(Stored entries)
────────
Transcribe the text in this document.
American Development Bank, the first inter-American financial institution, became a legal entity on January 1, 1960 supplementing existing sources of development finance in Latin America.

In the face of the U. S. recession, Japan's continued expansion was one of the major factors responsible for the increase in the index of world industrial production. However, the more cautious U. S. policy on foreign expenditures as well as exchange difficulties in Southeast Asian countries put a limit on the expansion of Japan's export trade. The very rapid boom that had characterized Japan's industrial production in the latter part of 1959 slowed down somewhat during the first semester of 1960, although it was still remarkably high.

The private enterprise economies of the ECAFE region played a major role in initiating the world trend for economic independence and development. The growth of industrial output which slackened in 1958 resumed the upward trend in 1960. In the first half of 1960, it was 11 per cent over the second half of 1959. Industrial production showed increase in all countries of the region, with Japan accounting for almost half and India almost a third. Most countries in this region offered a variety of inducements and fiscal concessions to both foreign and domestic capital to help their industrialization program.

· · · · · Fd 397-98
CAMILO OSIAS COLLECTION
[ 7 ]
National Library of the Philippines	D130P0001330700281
────────
#### Task objective:
Retype all of the entries precisely as they are.

#### Expected answer:
Transcribe the text in this document.
American Development Bank, the first inter-American financial institution, became a legal entity on January 1, 1960 supplementing existing sources of development finance in Latin America.

In the face of the U. S. recession, Japan's continued expansion was one of the major factors responsible for the increase in the index of world industrial production. However, the more cautious U. S. policy on foreign expenditures as well as exchange difficulties in Southeast Asian countries put a limit on the expansion of Japan's export trade. The very rapid boom that had characterized Japan's industrial production in the latter part of 1959 slowed down somewhat during the first semester of 1960, although it was still remarkably high.

The private enterprise economies of the ECAFE region played a major role in initiating the world trend for economic independence and development. The growth of industrial output which slackened in 1958 resumed the upward trend in 1960. In the first half of 1960, it was 11 per cent over the second half of 1959. Industrial production showed increase in all countries of the region, with Japan accounting for almost half and India almost a third. Most countries in this region offered a variety of inducements and fiscal concessions to both foreign and domestic capital to help their industrialization program.

· · · · · Fd 397-98
CAMILO OSIAS COLLECTION
[ 7 ]
National Library of the Philippines	D130P0001330700281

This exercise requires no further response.